What is expected
Quote every line as written. Omit pictures.

_ _ _

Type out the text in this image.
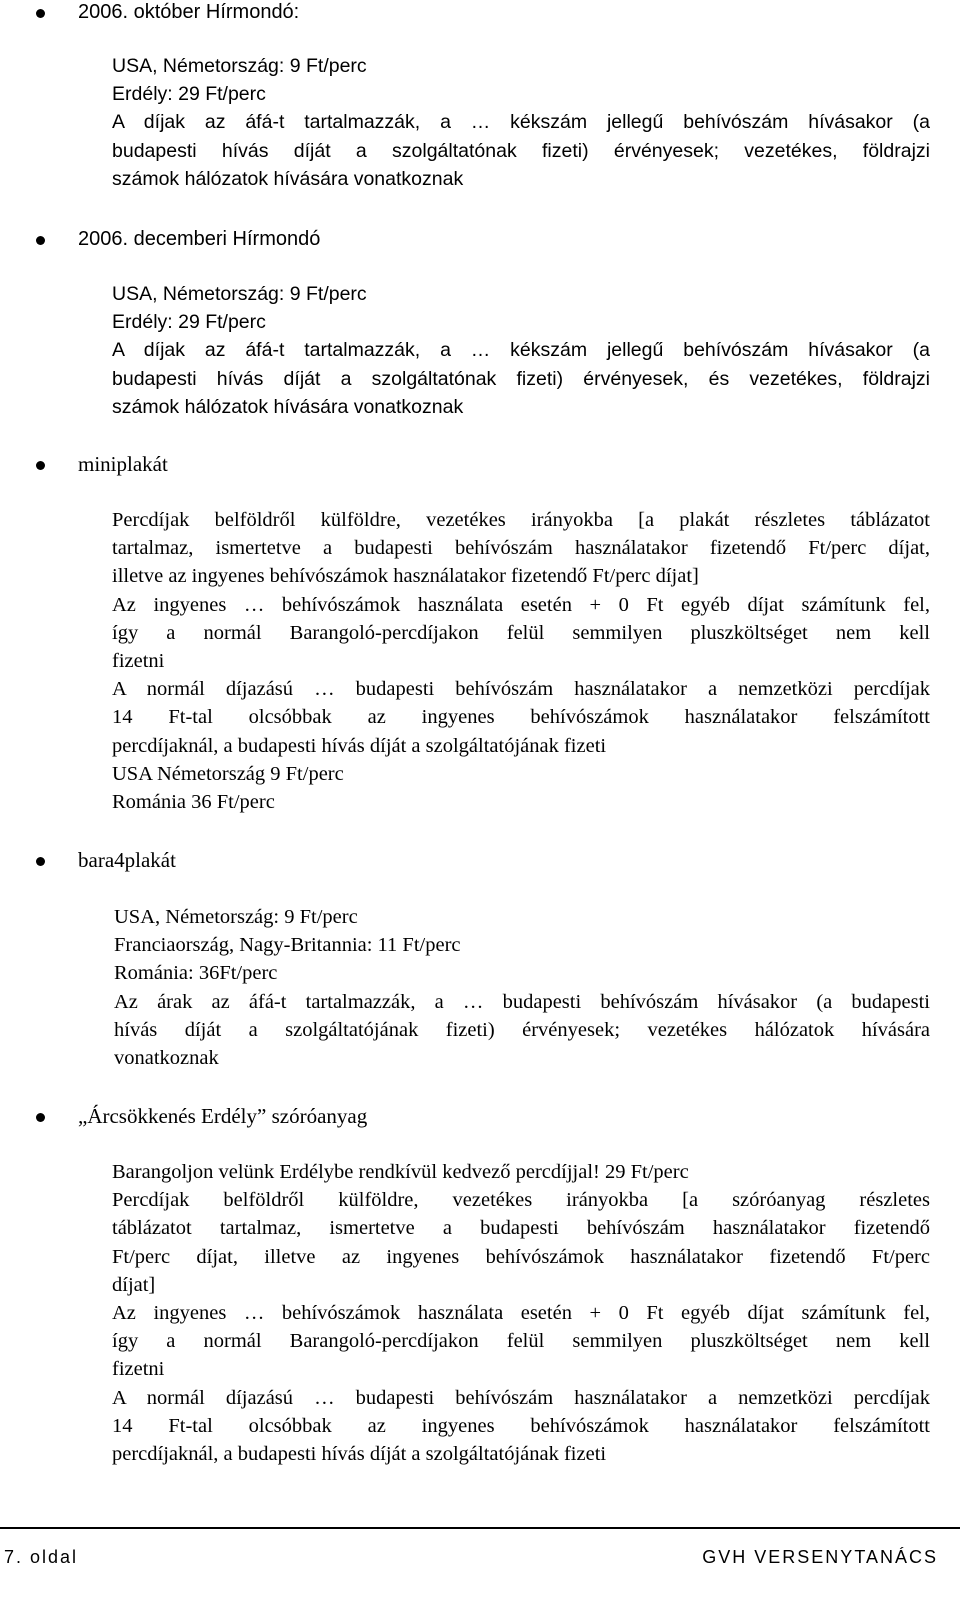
2006. október Hírmondó:
USA, Németország: 9 Ft/perc
Erdély: 29 Ft/perc
A díjak az áfá-t tartalmazzák, a … kékszám jellegű behívószám hívásakor (a
budapesti hívás díját a szolgáltatónak fizeti) érvényesek; vezetékes, földrajzi
számok hálózatok hívására vonatkoznak
2006. decemberi Hírmondó
USA, Németország: 9 Ft/perc
Erdély: 29 Ft/perc
A díjak az áfá-t tartalmazzák, a … kékszám jellegű behívószám hívásakor (a
budapesti hívás díját a szolgáltatónak fizeti) érvényesek, és vezetékes, földrajzi
számok hálózatok hívására vonatkoznak
miniplakát
Percdíjak belföldről külföldre, vezetékes irányokba [a plakát részletes táblázatot
tartalmaz, ismertetve a budapesti behívószám használatakor fizetendő Ft/perc díjat,
illetve az ingyenes behívószámok használatakor fizetendő Ft/perc díjat]
Az ingyenes … behívószámok használata esetén + 0 Ft egyéb díjat számítunk fel,
így a normál Barangoló-percdíjakon felül semmilyen pluszköltséget nem kell
fizetni
A normál díjazású … budapesti behívószám használatakor a nemzetközi percdíjak
14 Ft-tal olcsóbbak az ingyenes behívószámok használatakor felszámított
percdíjaknál, a budapesti hívás díját a szolgáltatójának fizeti
USA Németország 9 Ft/perc
Románia 36 Ft/perc
bara4plakát
USA, Németország: 9 Ft/perc
Franciaország, Nagy-Britannia: 11 Ft/perc
Románia: 36Ft/perc
Az árak az áfá-t tartalmazzák, a … budapesti behívószám hívásakor (a budapesti
hívás díját a szolgáltatójának fizeti) érvényesek; vezetékes hálózatok hívására
vonatkoznak
„Árcsökkenés Erdély” szóróanyag
Barangoljon velünk Erdélybe rendkívül kedvező percdíjjal! 29 Ft/perc
Percdíjak belföldről külföldre, vezetékes irányokba [a szóróanyag részletes
táblázatot tartalmaz, ismertetve a budapesti behívószám használatakor fizetendő
Ft/perc díjat, illetve az ingyenes behívószámok használatakor fizetendő Ft/perc
díjat]
Az ingyenes … behívószámok használata esetén + 0 Ft egyéb díjat számítunk fel,
így a normál Barangoló-percdíjakon felül semmilyen pluszköltséget nem kell
fizetni
A normál díjazású … budapesti behívószám használatakor a nemzetközi percdíjak
14 Ft-tal olcsóbbak az ingyenes behívószámok használatakor felszámított
percdíjaknál, a budapesti hívás díját a szolgáltatójának fizeti
7. oldal	GVH VERSENYTANÁCS
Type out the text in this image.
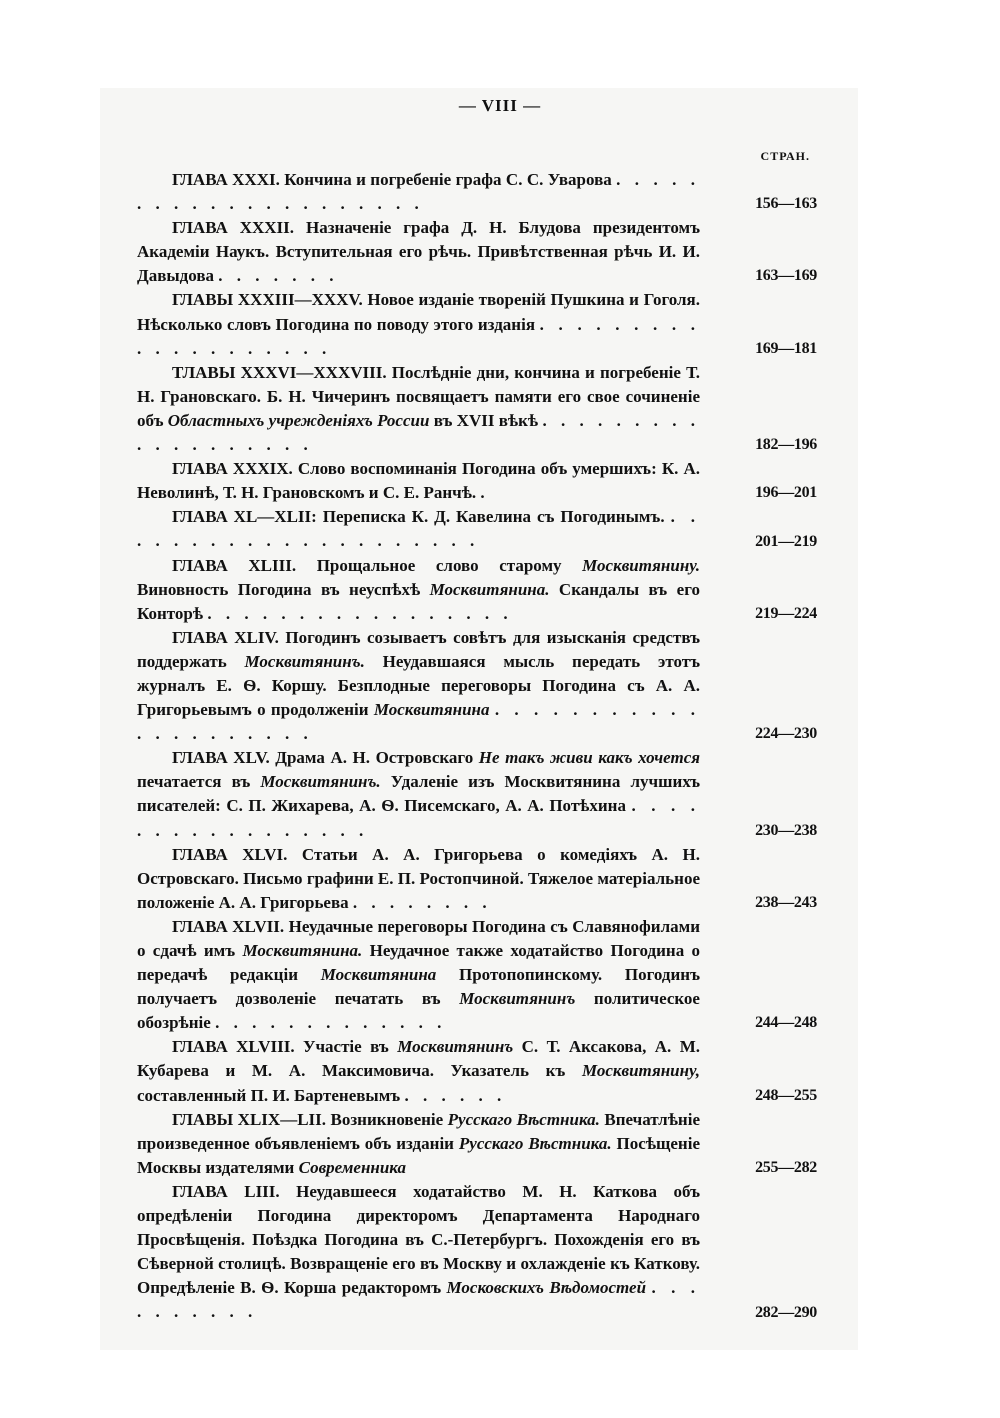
— VIII —
СТРАН.

ГЛАВА XXXI. Кончина и погребеніе графа С. С. Уварова . . . . . . . . . . . . . . . . . . . . .	156—163

ГЛАВА XXXII. Назначеніе графа Д. Н. Блудова президентомъ Академіи Наукъ. Вступительная его рѣчь. Привѣтственная рѣчь И. И. Давыдова . . . . . . .	163—169

ГЛАВЫ XXXIII—XXXV. Новое изданіе твореній Пушкина и Гоголя. Нѣсколько словъ Погодина по поводу этого изданія . . . . . . . . . . . . . . . . . . . .	169—181

ТЛАВЫ XXXVI—XXXVIII. Послѣдніе дни, кончина и погребеніе Т. Н. Грановскаго. Б. Н. Чичеринъ посвящаетъ памяти его свое сочиненіе объ Областныхъ учрежденіяхъ России въ XVII вѣкѣ . . . . . . . . . . . . . . . . . . .	182—196

ГЛАВА XXXIX. Слово воспоминанія Погодина объ умершихъ: К. А. Неволинѣ, Т. Н. Грановскомъ и С. Е. Ранчѣ. .	196—201

ГЛАВА XL—XLII: Переписка К. Д. Кавелина съ Погодинымъ. . . . . . . . . . . . . . . . . . . . . .	201—219

ГЛАВА XLIII. Прощальное слово старому Москвитянину. Виновность Погодина въ неуспѣхѣ Москвитянина. Скандалы въ его Конторѣ . . . . . . . . . . . . . . . . .	219—224

ГЛАВА XLIV. Погодинъ созываетъ совѣтъ для изысканія средствъ поддержать Москвитянинъ. Неудавшаяся мысль передать этотъ журналъ Е. Ѳ. Коршу. Безплодные переговоры Погодина съ А. А. Григорьевымъ о продолженіи Москвитянина . . . . . . . . . . . . . . . . . . . . .	224—230

ГЛАВА XLV. Драма А. Н. Островскаго Не такъ живи какъ хочется печатается въ Москвитянинъ. Удаленіе изъ Москвитянина лучшихъ писателей: С. П. Жихарева, А. Ѳ. Писемскаго, А. А. Потѣхина . . . . . . . . . . . . . . . . .	230—238

ГЛАВА XLVI. Статьи А. А. Григорьева о комедіяхъ А. Н. Островскаго. Письмо графини Е. П. Ростопчиной. Тяжелое матеріальное положеніе А. А. Григорьева . . . . . . . .	238—243

ГЛАВА XLVII. Неудачные переговоры Погодина съ Славянофилами о сдачѣ имъ Москвитянина. Неудачное также ходатайство Погодина о передачѣ редакціи Москвитянина Протопопинскому. Погодинъ получаетъ дозволеніе печатать въ Москвитянинъ политическое обозрѣніе . . . . . . . . . . . . .	244—248

ГЛАВА XLVIII. Участіе въ Москвитянинъ С. Т. Аксакова, А. М. Кубарева и М. А. Максимовича. Указатель къ Москвитянину, составленный П. И. Бартеневымъ . . . . . .	248—255

ГЛАВЫ XLIX—LII. Возникновеніе Русскаго Вѣстника. Впечатлѣніе произведенное объявленіемъ объ изданіи Русскаго Вѣстника. Посѣщеніе Москвы издателями Современника	255—282

ГЛАВА LIII. Неудавшееся ходатайство М. Н. Каткова объ опредѣленіи Погодина директоромъ Департамента Народнаго Просвѣщенія. Поѣздка Погодина въ С.-Петербургъ. Похожденія его въ Сѣверной столицѣ. Возвращеніе его въ Москву и охлажденіе къ Каткову. Опредѣленіе В. Ѳ. Корша редакторомъ Московскихъ Вѣдомостей . . . . . . . . . .	282—290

_ _ _

Solution
Type out the text in this image.
2006. október Hírmondó:
USA, Németország: 9 Ft/perc
Erdély: 29 Ft/perc
A díjak az áfá-t tartalmazzák, a … kékszám jellegű behívószám hívásakor (a
budapesti hívás díját a szolgáltatónak fizeti) érvényesek; vezetékes, földrajzi
számok hálózatok hívására vonatkoznak
2006. decemberi Hírmondó
USA, Németország: 9 Ft/perc
Erdély: 29 Ft/perc
A díjak az áfá-t tartalmazzák, a … kékszám jellegű behívószám hívásakor (a
budapesti hívás díját a szolgáltatónak fizeti) érvényesek, és vezetékes, földrajzi
számok hálózatok hívására vonatkoznak
miniplakát
Percdíjak belföldről külföldre, vezetékes irányokba [a plakát részletes táblázatot
tartalmaz, ismertetve a budapesti behívószám használatakor fizetendő Ft/perc díjat,
illetve az ingyenes behívószámok használatakor fizetendő Ft/perc díjat]
Az ingyenes … behívószámok használata esetén + 0 Ft egyéb díjat számítunk fel,
így a normál Barangoló-percdíjakon felül semmilyen pluszköltséget nem kell
fizetni
A normál díjazású … budapesti behívószám használatakor a nemzetközi percdíjak
14 Ft-tal olcsóbbak az ingyenes behívószámok használatakor felszámított
percdíjaknál, a budapesti hívás díját a szolgáltatójának fizeti
USA Németország 9 Ft/perc
Románia 36 Ft/perc
bara4plakát
USA, Németország: 9 Ft/perc
Franciaország, Nagy-Britannia: 11 Ft/perc
Románia: 36Ft/perc
Az árak az áfá-t tartalmazzák, a … budapesti behívószám hívásakor (a budapesti
hívás díját a szolgáltatójának fizeti) érvényesek; vezetékes hálózatok hívására
vonatkoznak
„Árcsökkenés Erdély” szóróanyag
Barangoljon velünk Erdélybe rendkívül kedvező percdíjjal! 29 Ft/perc
Percdíjak belföldről külföldre, vezetékes irányokba [a szóróanyag részletes
táblázatot tartalmaz, ismertetve a budapesti behívószám használatakor fizetendő
Ft/perc díjat, illetve az ingyenes behívószámok használatakor fizetendő Ft/perc
díjat]
Az ingyenes … behívószámok használata esetén + 0 Ft egyéb díjat számítunk fel,
így a normál Barangoló-percdíjakon felül semmilyen pluszköltséget nem kell
fizetni
A normál díjazású … budapesti behívószám használatakor a nemzetközi percdíjak
14 Ft-tal olcsóbbak az ingyenes behívószámok használatakor felszámított
percdíjaknál, a budapesti hívás díját a szolgáltatójának fizeti
7. oldal	GVH VERSENYTANÁCS
Type out the text in this image.
— VIII —
СТРАН.

ГЛАВА XXXI. Кончина и погребеніе графа С. С. Уварова . . . . . . . . . . . . . . . . . . . . .	156—163

ГЛАВА XXXII. Назначеніе графа Д. Н. Блудова президентомъ Академіи Наукъ. Вступительная его рѣчь. Привѣтственная рѣчь И. И. Давыдова . . . . . . .	163—169

ГЛАВЫ XXXIII—XXXV. Новое изданіе твореній Пушкина и Гоголя. Нѣсколько словъ Погодина по поводу этого изданія . . . . . . . . . . . . . . . . . . . .	169—181

ТЛАВЫ XXXVI—XXXVIII. Послѣдніе дни, кончина и погребеніе Т. Н. Грановскаго. Б. Н. Чичеринъ посвящаетъ памяти его свое сочиненіе объ Областныхъ учрежденіяхъ России въ XVII вѣкѣ . . . . . . . . . . . . . . . . . . .	182—196

ГЛАВА XXXIX. Слово воспоминанія Погодина объ умершихъ: К. А. Неволинѣ, Т. Н. Грановскомъ и С. Е. Ранчѣ. .	196—201

ГЛАВА XL—XLII: Переписка К. Д. Кавелина съ Погодинымъ. . . . . . . . . . . . . . . . . . . . . .	201—219

ГЛАВА XLIII. Прощальное слово старому Москвитянину. Виновность Погодина въ неуспѣхѣ Москвитянина. Скандалы въ его Конторѣ . . . . . . . . . . . . . . . . .	219—224

ГЛАВА XLIV. Погодинъ созываетъ совѣтъ для изысканія средствъ поддержать Москвитянинъ. Неудавшаяся мысль передать этотъ журналъ Е. Ѳ. Коршу. Безплодные переговоры Погодина съ А. А. Григорьевымъ о продолженіи Москвитянина . . . . . . . . . . . . . . . . . . . . .	224—230

ГЛАВА XLV. Драма А. Н. Островскаго Не такъ живи какъ хочется печатается въ Москвитянинъ. Удаленіе изъ Москвитянина лучшихъ писателей: С. П. Жихарева, А. Ѳ. Писемскаго, А. А. Потѣхина . . . . . . . . . . . . . . . . .	230—238

ГЛАВА XLVI. Статьи А. А. Григорьева о комедіяхъ А. Н. Островскаго. Письмо графини Е. П. Ростопчиной. Тяжелое матеріальное положеніе А. А. Григорьева . . . . . . . .	238—243

ГЛАВА XLVII. Неудачные переговоры Погодина съ Славянофилами о сдачѣ имъ Москвитянина. Неудачное также ходатайство Погодина о передачѣ редакціи Москвитянина Протопопинскому. Погодинъ получаетъ дозволеніе печатать въ Москвитянинъ политическое обозрѣніе . . . . . . . . . . . . .	244—248

ГЛАВА XLVIII. Участіе въ Москвитянинъ С. Т. Аксакова, А. М. Кубарева и М. А. Максимовича. Указатель къ Москвитянину, составленный П. И. Бартеневымъ . . . . . .	248—255

ГЛАВЫ XLIX—LII. Возникновеніе Русскаго Вѣстника. Впечатлѣніе произведенное объявленіемъ объ изданіи Русскаго Вѣстника. Посѣщеніе Москвы издателями Современника	255—282

ГЛАВА LIII. Неудавшееся ходатайство М. Н. Каткова объ опредѣленіи Погодина директоромъ Департамента Народнаго Просвѣщенія. Поѣздка Погодина въ С.-Петербургъ. Похожденія его въ Сѣверной столицѣ. Возвращеніе его въ Москву и охлажденіе къ Каткову. Опредѣленіе В. Ѳ. Корша редакторомъ Московскихъ Вѣдомостей . . . . . . . . . .	282—290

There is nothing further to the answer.